* [Excerpted records]
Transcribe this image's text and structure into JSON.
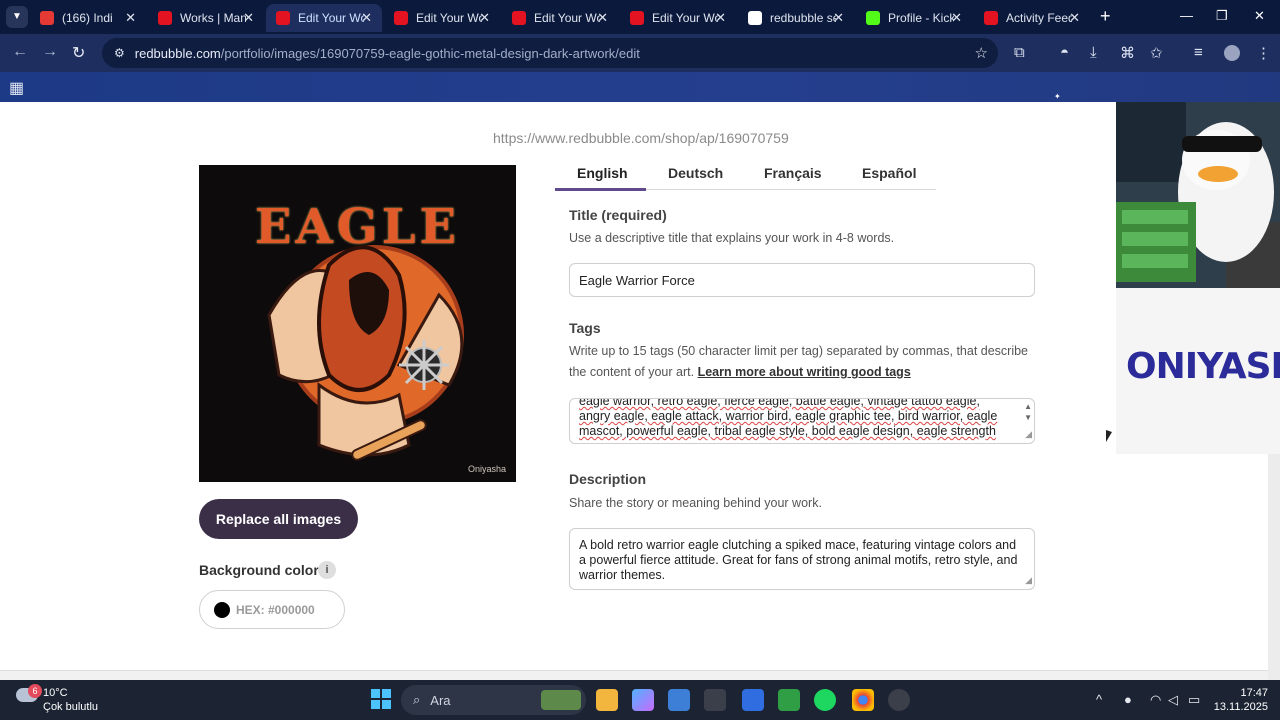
{
  "browser": {
    "tabs": [
      {
        "label": "(166) Indi",
        "favicon_color": "#e53935"
      },
      {
        "label": "Works | Mana",
        "favicon_color": "#e41321"
      },
      {
        "label": "Edit Your Wo",
        "favicon_color": "#e41321",
        "active": true
      },
      {
        "label": "Edit Your Wo",
        "favicon_color": "#e41321"
      },
      {
        "label": "Edit Your Wo",
        "favicon_color": "#e41321"
      },
      {
        "label": "Edit Your Wo",
        "favicon_color": "#e41321"
      },
      {
        "label": "redbubble se",
        "favicon_color": "#ffffff"
      },
      {
        "label": "Profile - Kick",
        "favicon_color": "#53fc18"
      },
      {
        "label": "Activity Feed",
        "favicon_color": "#e41321"
      }
    ],
    "url_host": "redbubble.com",
    "url_path": "/portfolio/images/169070759-eagle-gothic-metal-design-dark-artwork/edit"
  },
  "page": {
    "shop_url": "https://www.redbubble.com/shop/ap/169070759",
    "artwork": {
      "title_text": "EAGLE",
      "watermark": "Oniyasha"
    },
    "replace_button": "Replace all images",
    "background_color": {
      "label": "Background color",
      "hex": "HEX: #000000",
      "swatch": "#000000"
    },
    "languages": [
      "English",
      "Deutsch",
      "Français",
      "Español"
    ],
    "title_field": {
      "label": "Title (required)",
      "help": "Use a descriptive title that explains your work in 4-8 words.",
      "value": "Eagle Warrior Force"
    },
    "tags_field": {
      "label": "Tags",
      "help": "Write up to 15 tags (50 character limit per tag) separated by commas, that describe the content of your art.",
      "help_link": "Learn more about writing good tags",
      "lines": [
        "eagle warrior, retro eagle, fierce eagle, battle eagle, vintage tattoo eagle,",
        "angry eagle, eagle attack, warrior bird, eagle graphic tee, bird warrior, eagle",
        "mascot, powerful eagle, tribal eagle style, bold eagle design, eagle strength"
      ]
    },
    "description_field": {
      "label": "Description",
      "help": "Share the story or meaning behind your work.",
      "value": "A bold retro warrior eagle clutching a spiked mace, featuring vintage colors and a powerful fierce attitude. Great for fans of strong animal motifs, retro style, and warrior themes."
    }
  },
  "ad": {
    "brand": "ONIYASHA"
  },
  "taskbar": {
    "weather_badge": "6",
    "temperature": "10°C",
    "condition": "Çok bulutlu",
    "search_placeholder": "Ara",
    "time": "17:47",
    "date": "13.11.2025"
  }
}
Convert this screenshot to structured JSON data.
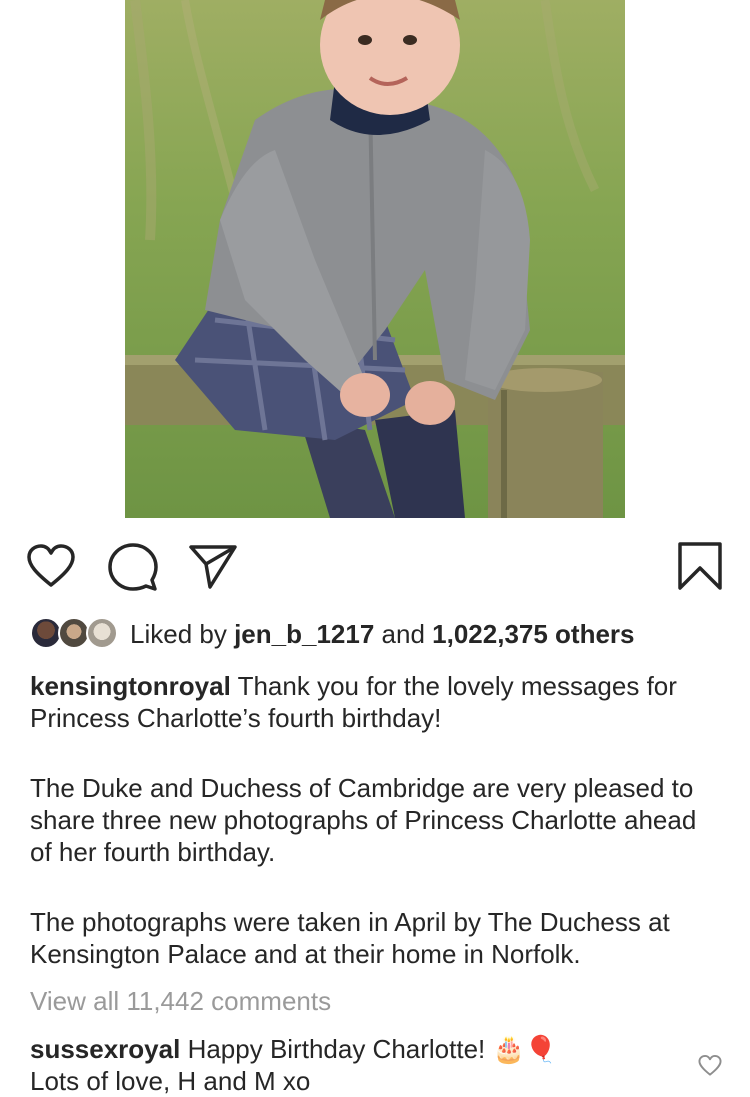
{
  "post": {
    "photo_alt": "Princess Charlotte",
    "likes": {
      "prefix": "Liked by",
      "user": "jen_b_1217",
      "joiner": "and",
      "others": "1,022,375 others"
    },
    "caption": {
      "username": "kensingtonroyal",
      "line1": "Thank you for the lovely messages for Princess Charlotte’s fourth birthday!",
      "para2": "The Duke and Duchess of Cambridge are very pleased to share three new photographs of Princess Charlotte ahead of her fourth birthday.",
      "para3": "The photographs were taken in April by The Duchess at Kensington Palace and at their home in Norfolk."
    },
    "view_all_comments": "View all 11,442 comments",
    "comment": {
      "username": "sussexroyal",
      "text": "Happy Birthday Charlotte! 🎂🎈",
      "line2": "Lots of love, H and M xo"
    }
  },
  "icons": {
    "like": "heart-icon",
    "comment": "comment-bubble-icon",
    "share": "paper-plane-icon",
    "save": "bookmark-icon",
    "comment_like": "heart-icon"
  },
  "colors": {
    "text": "#262626",
    "muted": "#9a9a9a",
    "background": "#ffffff"
  }
}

* [Directive] Pictures are not part of the copy; reproduce exactly and only the lines from the line containing "Convert this screenshot" through the end of the listing.

* [Result]
Convert this screenshot to structured JSON data.
{
  "post": {
    "photo_alt": "Princess Charlotte",
    "likes": {
      "prefix": "Liked by",
      "user": "jen_b_1217",
      "joiner": "and",
      "others": "1,022,375 others"
    },
    "caption": {
      "username": "kensingtonroyal",
      "line1": "Thank you for the lovely messages for Princess Charlotte’s fourth birthday!",
      "para2": "The Duke and Duchess of Cambridge are very pleased to share three new photographs of Princess Charlotte ahead of her fourth birthday.",
      "para3": "The photographs were taken in April by The Duchess at Kensington Palace and at their home in Norfolk."
    },
    "view_all_comments": "View all 11,442 comments",
    "comment": {
      "username": "sussexroyal",
      "text": "Happy Birthday Charlotte! 🎂🎈",
      "line2": "Lots of love, H and M xo"
    }
  },
  "icons": {
    "like": "heart-icon",
    "comment": "comment-bubble-icon",
    "share": "paper-plane-icon",
    "save": "bookmark-icon",
    "comment_like": "heart-icon"
  },
  "colors": {
    "text": "#262626",
    "muted": "#9a9a9a",
    "background": "#ffffff"
  }
}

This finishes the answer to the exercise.